• Records from a collection:
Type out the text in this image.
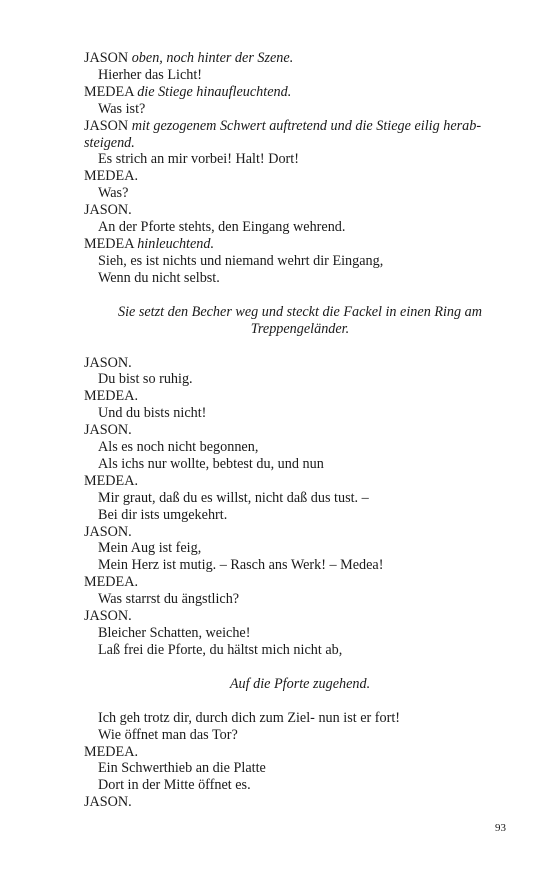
JASON oben, noch hinter der Szene.
Hierher das Licht!
MEDEA die Stiege hinaufleuchtend.
Was ist?
JASON mit gezogenem Schwert auftretend und die Stiege eilig herab-
steigend.
Es strich an mir vorbei! Halt! Dort!
MEDEA.
Was?
JASON.
An der Pforte stehts, den Eingang wehrend.
MEDEA hinleuchtend.
Sieh, es ist nichts und niemand wehrt dir Eingang,
Wenn du nicht selbst.
Sie setzt den Becher weg und steckt die Fackel in einen Ring am Treppengeländer.
JASON.
Du bist so ruhig.
MEDEA.
Und du bists nicht!
JASON.
Als es noch nicht begonnen,
Als ichs nur wollte, bebtest du, und nun
MEDEA.
Mir graut, daß du es willst, nicht daß dus tust. –
Bei dir ists umgekehrt.
JASON.
Mein Aug ist feig,
Mein Herz ist mutig. – Rasch ans Werk! – Medea!
MEDEA.
Was starrst du ängstlich?
JASON.
Bleicher Schatten, weiche!
Laß frei die Pforte, du hältst mich nicht ab,
Auf die Pforte zugehend.
Ich geh trotz dir, durch dich zum Ziel- nun ist er fort!
Wie öffnet man das Tor?
MEDEA.
Ein Schwerthieb an die Platte
Dort in der Mitte öffnet es.
JASON.
93
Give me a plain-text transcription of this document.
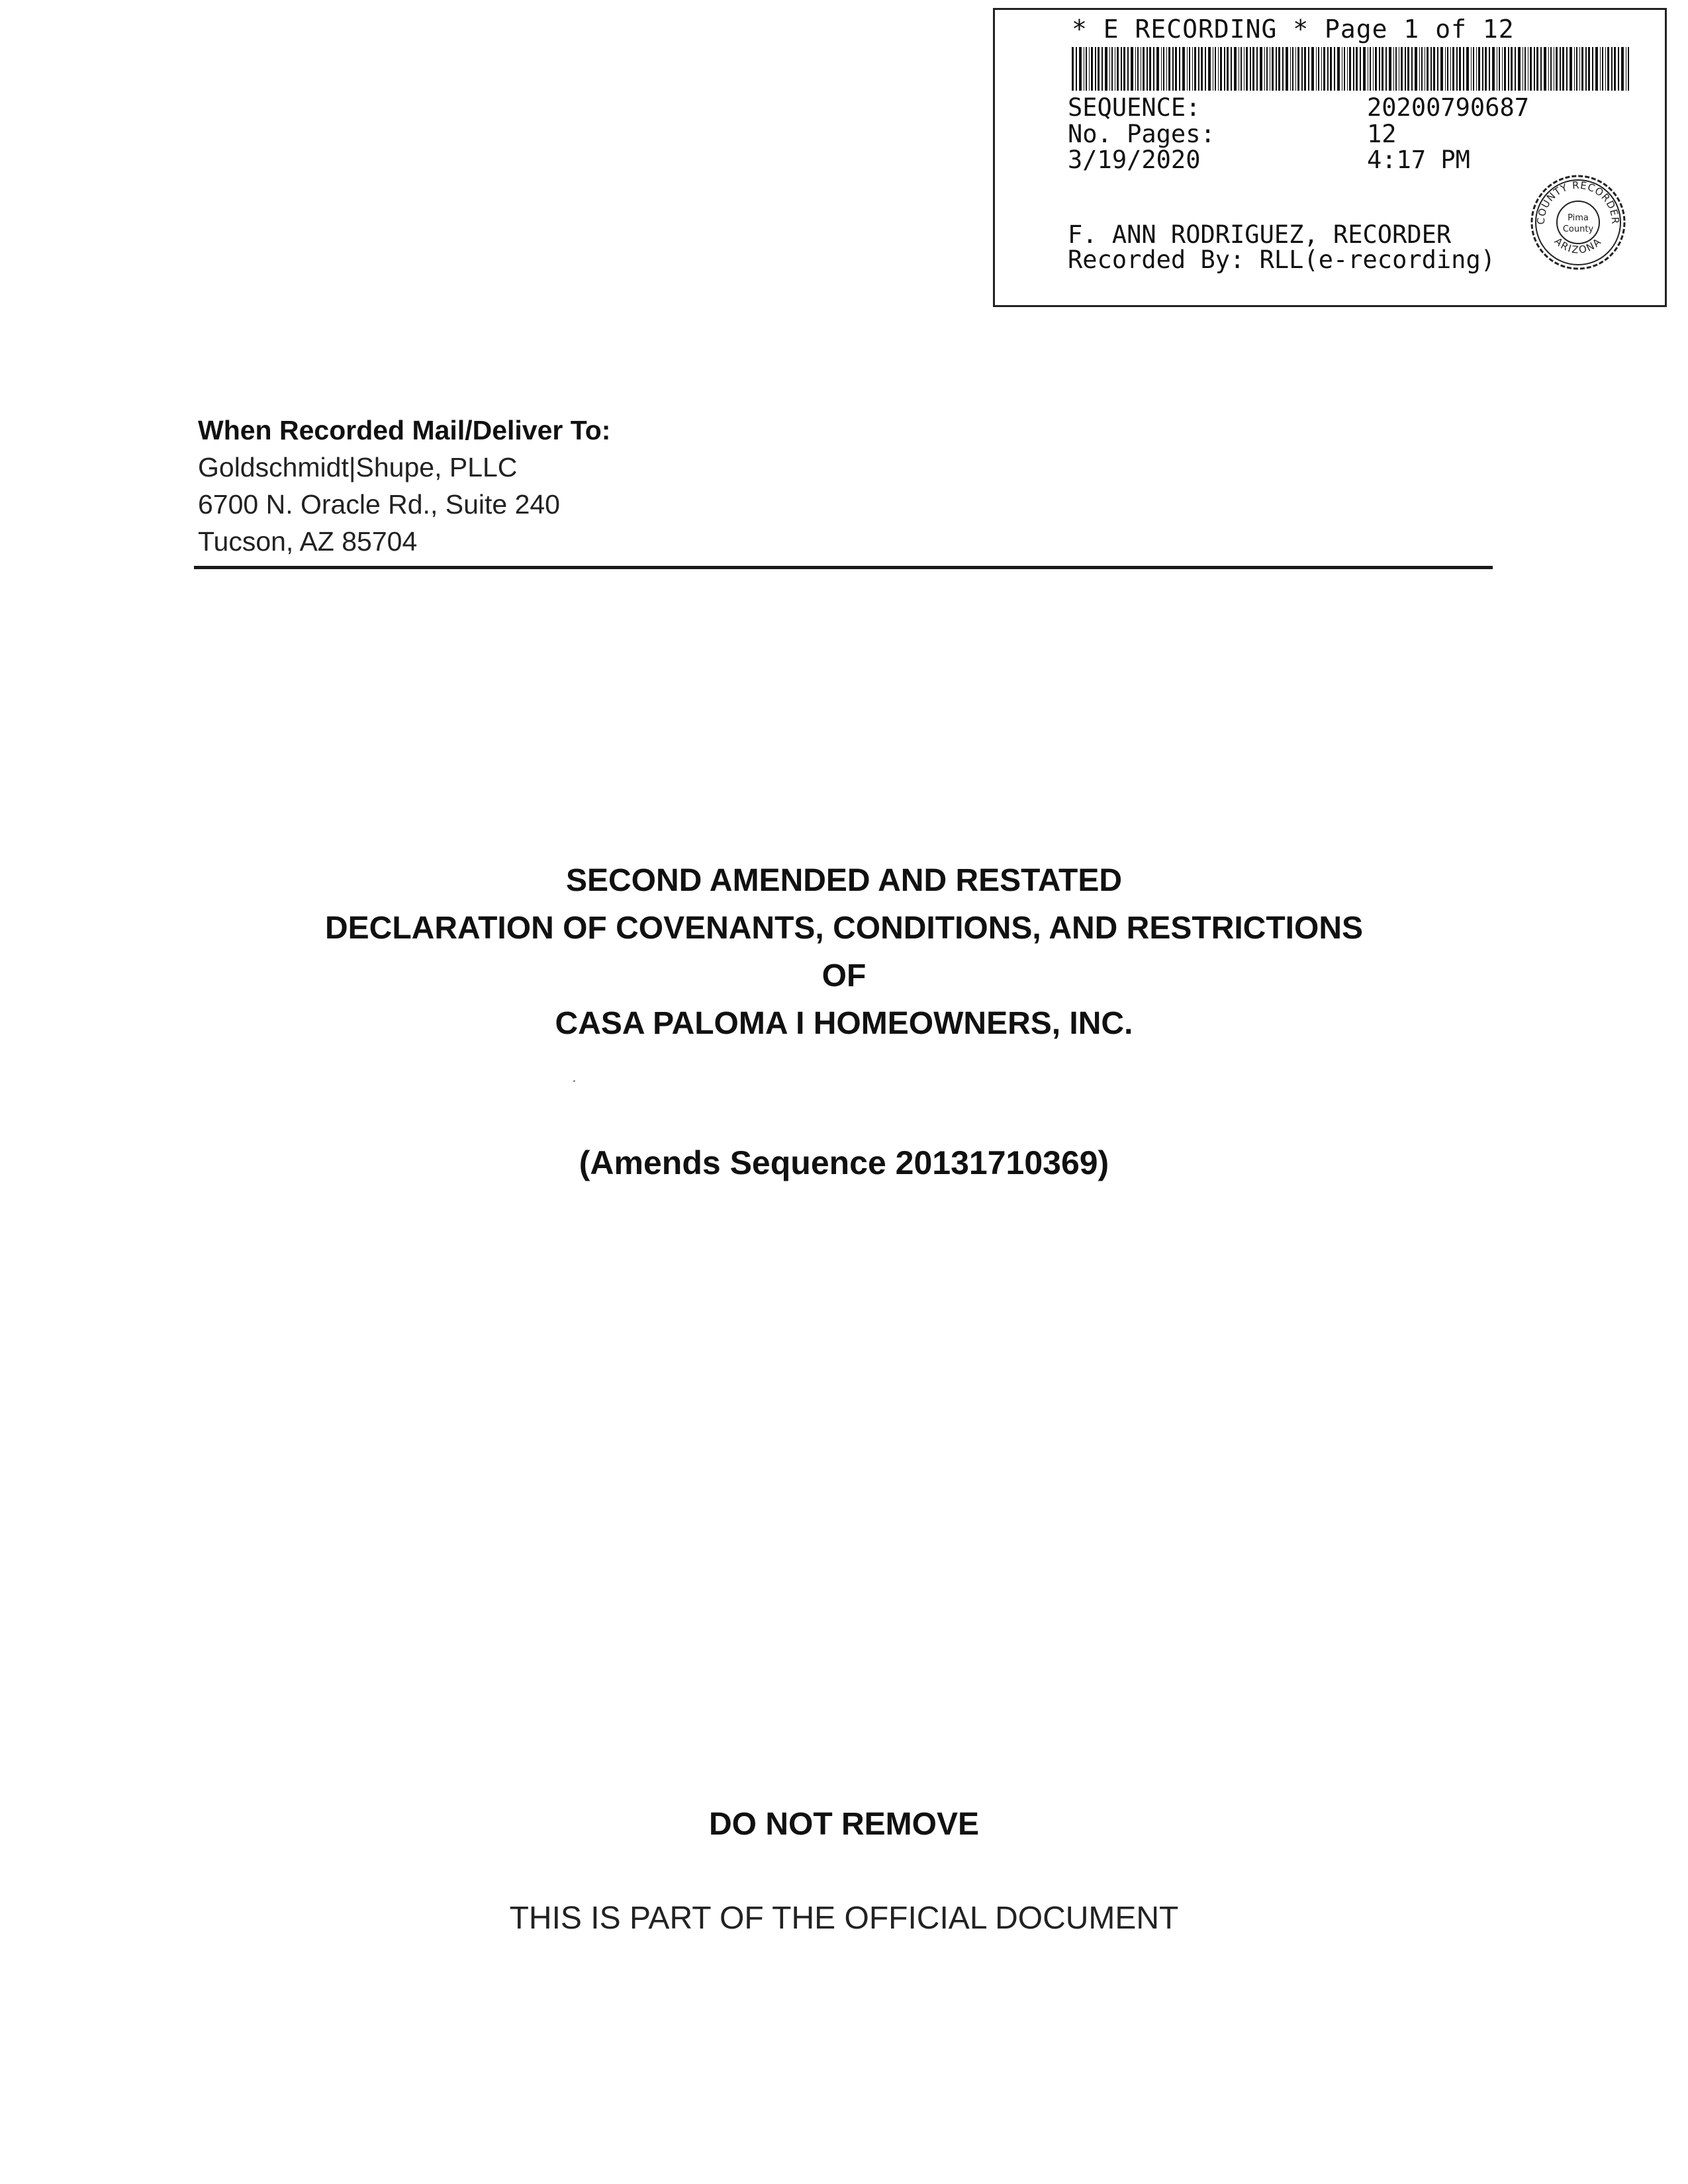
* E RECORDING * Page 1 of 12
SEQUENCE:	20200790687
No. Pages:	12
3/19/2020	4:17 PM
F. ANN RODRIGUEZ, RECORDER
Recorded By: RLL(e-recording)
COUNTY RECORDER
ARIZONA
Pima
County
When Recorded Mail/Deliver To:
Goldschmidt|Shupe, PLLC
6700 N. Oracle Rd., Suite 240
Tucson, AZ 85704
SECOND AMENDED AND RESTATED
DECLARATION OF COVENANTS, CONDITIONS, AND RESTRICTIONS
OF
CASA PALOMA I HOMEOWNERS, INC.
(Amends Sequence 20131710369)
DO NOT REMOVE
THIS IS PART OF THE OFFICIAL DOCUMENT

• What you will do:
In your copy of the records, include no pictures; repeat everything else exactly.

• Solution to this exercise:
Type out the text in this image.
JASON oben, noch hinter der Szene.
Hierher das Licht!
MEDEA die Stiege hinaufleuchtend.
Was ist?
JASON mit gezogenem Schwert auftretend und die Stiege eilig herab-
steigend.
Es strich an mir vorbei! Halt! Dort!
MEDEA.
Was?
JASON.
An der Pforte stehts, den Eingang wehrend.
MEDEA hinleuchtend.
Sieh, es ist nichts und niemand wehrt dir Eingang,
Wenn du nicht selbst.
Sie setzt den Becher weg und steckt die Fackel in einen Ring am Treppengeländer.
JASON.
Du bist so ruhig.
MEDEA.
Und du bists nicht!
JASON.
Als es noch nicht begonnen,
Als ichs nur wollte, bebtest du, und nun
MEDEA.
Mir graut, daß du es willst, nicht daß dus tust. –
Bei dir ists umgekehrt.
JASON.
Mein Aug ist feig,
Mein Herz ist mutig. – Rasch ans Werk! – Medea!
MEDEA.
Was starrst du ängstlich?
JASON.
Bleicher Schatten, weiche!
Laß frei die Pforte, du hältst mich nicht ab,
Auf die Pforte zugehend.
Ich geh trotz dir, durch dich zum Ziel- nun ist er fort!
Wie öffnet man das Tor?
MEDEA.
Ein Schwerthieb an die Platte
Dort in der Mitte öffnet es.
JASON.
93
Give me a plain-text transcription of this document.
* E RECORDING * Page 1 of 12
SEQUENCE:	20200790687
No. Pages:	12
3/19/2020	4:17 PM
F. ANN RODRIGUEZ, RECORDER
Recorded By: RLL(e-recording)
COUNTY RECORDER
ARIZONA
Pima
County
When Recorded Mail/Deliver To:
Goldschmidt|Shupe, PLLC
6700 N. Oracle Rd., Suite 240
Tucson, AZ 85704
SECOND AMENDED AND RESTATED
DECLARATION OF COVENANTS, CONDITIONS, AND RESTRICTIONS
OF
CASA PALOMA I HOMEOWNERS, INC.
(Amends Sequence 20131710369)
DO NOT REMOVE
THIS IS PART OF THE OFFICIAL DOCUMENT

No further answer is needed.